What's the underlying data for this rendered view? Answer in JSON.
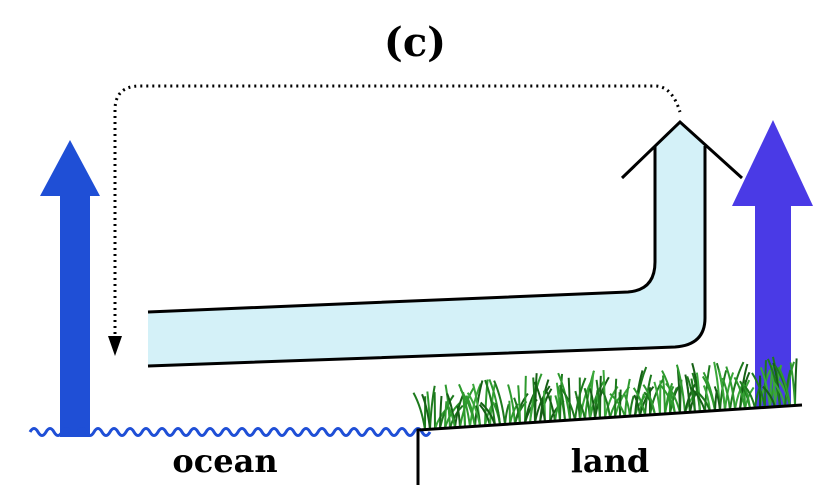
{
  "title": "(c)",
  "labels": {
    "ocean": "ocean",
    "land": "land"
  }
}
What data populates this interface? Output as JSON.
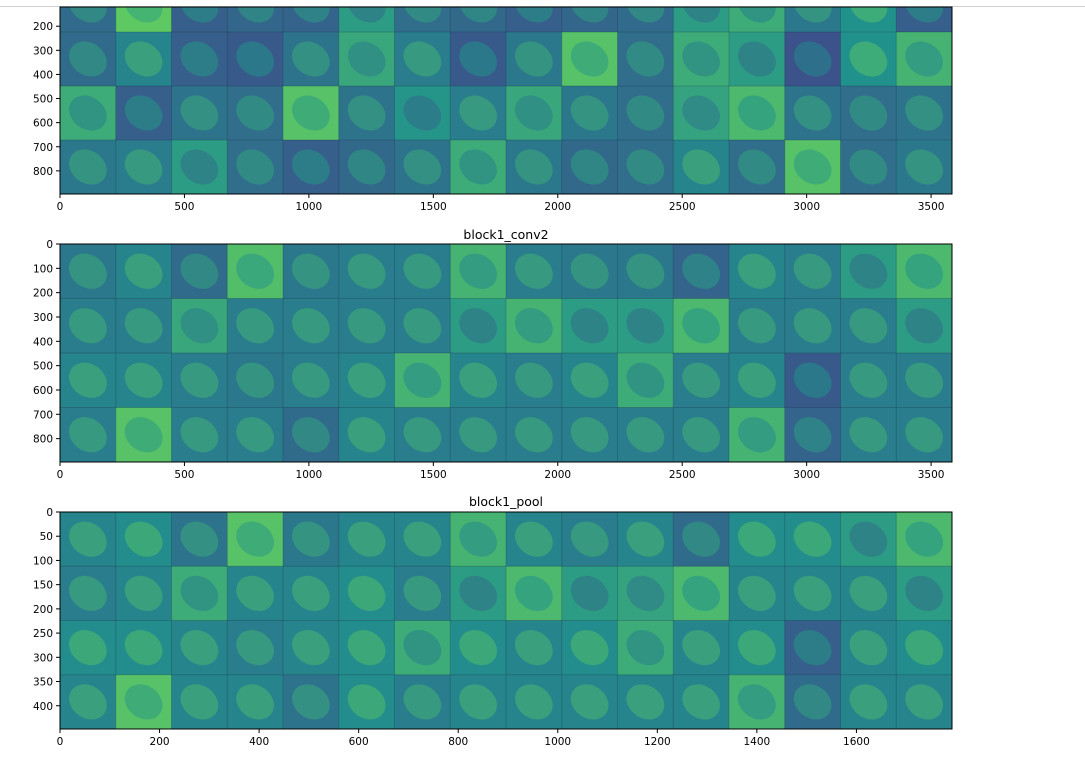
{
  "colormap": "viridis",
  "chart_data": [
    {
      "type": "heatmap",
      "title": "",
      "grid_rows": 4,
      "grid_cols": 16,
      "x_range": [
        0,
        3584
      ],
      "y_range": [
        0,
        896
      ],
      "x_ticks": [
        0,
        500,
        1000,
        1500,
        2000,
        2500,
        3000,
        3500
      ],
      "y_ticks": [
        200,
        300,
        400,
        500,
        600,
        700,
        800
      ],
      "cells": [
        [
          0.35,
          0.75,
          0.3,
          0.33,
          0.32,
          0.55,
          0.36,
          0.34,
          0.3,
          0.33,
          0.35,
          0.55,
          0.62,
          0.4,
          0.5,
          0.3
        ],
        [
          0.35,
          0.45,
          0.3,
          0.28,
          0.38,
          0.6,
          0.42,
          0.28,
          0.4,
          0.72,
          0.36,
          0.62,
          0.55,
          0.25,
          0.5,
          0.65
        ],
        [
          0.62,
          0.3,
          0.38,
          0.36,
          0.72,
          0.38,
          0.52,
          0.42,
          0.6,
          0.4,
          0.36,
          0.58,
          0.68,
          0.38,
          0.36,
          0.38
        ],
        [
          0.4,
          0.42,
          0.55,
          0.36,
          0.3,
          0.34,
          0.38,
          0.62,
          0.4,
          0.34,
          0.36,
          0.45,
          0.36,
          0.72,
          0.36,
          0.4
        ]
      ]
    },
    {
      "type": "heatmap",
      "title": "block1_conv2",
      "grid_rows": 4,
      "grid_cols": 16,
      "x_range": [
        0,
        3584
      ],
      "y_range": [
        0,
        896
      ],
      "x_ticks": [
        0,
        500,
        1000,
        1500,
        2000,
        2500,
        3000,
        3500
      ],
      "y_ticks": [
        0,
        100,
        200,
        300,
        400,
        500,
        600,
        700,
        800
      ],
      "cells": [
        [
          0.4,
          0.45,
          0.35,
          0.7,
          0.4,
          0.42,
          0.42,
          0.65,
          0.42,
          0.4,
          0.4,
          0.32,
          0.45,
          0.42,
          0.55,
          0.68
        ],
        [
          0.42,
          0.42,
          0.6,
          0.42,
          0.42,
          0.42,
          0.42,
          0.55,
          0.65,
          0.55,
          0.55,
          0.68,
          0.42,
          0.42,
          0.42,
          0.55
        ],
        [
          0.45,
          0.45,
          0.42,
          0.4,
          0.42,
          0.45,
          0.65,
          0.45,
          0.42,
          0.45,
          0.62,
          0.42,
          0.45,
          0.28,
          0.42,
          0.42
        ],
        [
          0.42,
          0.72,
          0.42,
          0.42,
          0.35,
          0.45,
          0.42,
          0.42,
          0.42,
          0.42,
          0.42,
          0.42,
          0.65,
          0.32,
          0.42,
          0.42
        ]
      ]
    },
    {
      "type": "heatmap",
      "title": "block1_pool",
      "grid_rows": 4,
      "grid_cols": 16,
      "x_range": [
        0,
        1792
      ],
      "y_range": [
        0,
        448
      ],
      "x_ticks": [
        0,
        200,
        400,
        600,
        800,
        1000,
        1200,
        1400,
        1600
      ],
      "y_ticks": [
        0,
        50,
        100,
        150,
        200,
        250,
        300,
        350,
        400
      ],
      "cells": [
        [
          0.45,
          0.48,
          0.38,
          0.72,
          0.4,
          0.45,
          0.45,
          0.65,
          0.45,
          0.42,
          0.45,
          0.35,
          0.48,
          0.48,
          0.55,
          0.68
        ],
        [
          0.42,
          0.45,
          0.62,
          0.45,
          0.45,
          0.48,
          0.42,
          0.55,
          0.68,
          0.55,
          0.58,
          0.68,
          0.45,
          0.45,
          0.45,
          0.55
        ],
        [
          0.48,
          0.48,
          0.45,
          0.42,
          0.45,
          0.48,
          0.62,
          0.48,
          0.45,
          0.48,
          0.62,
          0.45,
          0.48,
          0.3,
          0.45,
          0.48
        ],
        [
          0.45,
          0.72,
          0.45,
          0.45,
          0.38,
          0.48,
          0.42,
          0.45,
          0.45,
          0.45,
          0.45,
          0.45,
          0.65,
          0.35,
          0.45,
          0.45
        ]
      ]
    }
  ]
}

****************

Brief:
Take every line from the records above that has the word "title" and copy it.

Result of the exercise:
  "title": "(c)",
      "title": "",
      "title": "block1_conv2",
      "title": "block1_pool",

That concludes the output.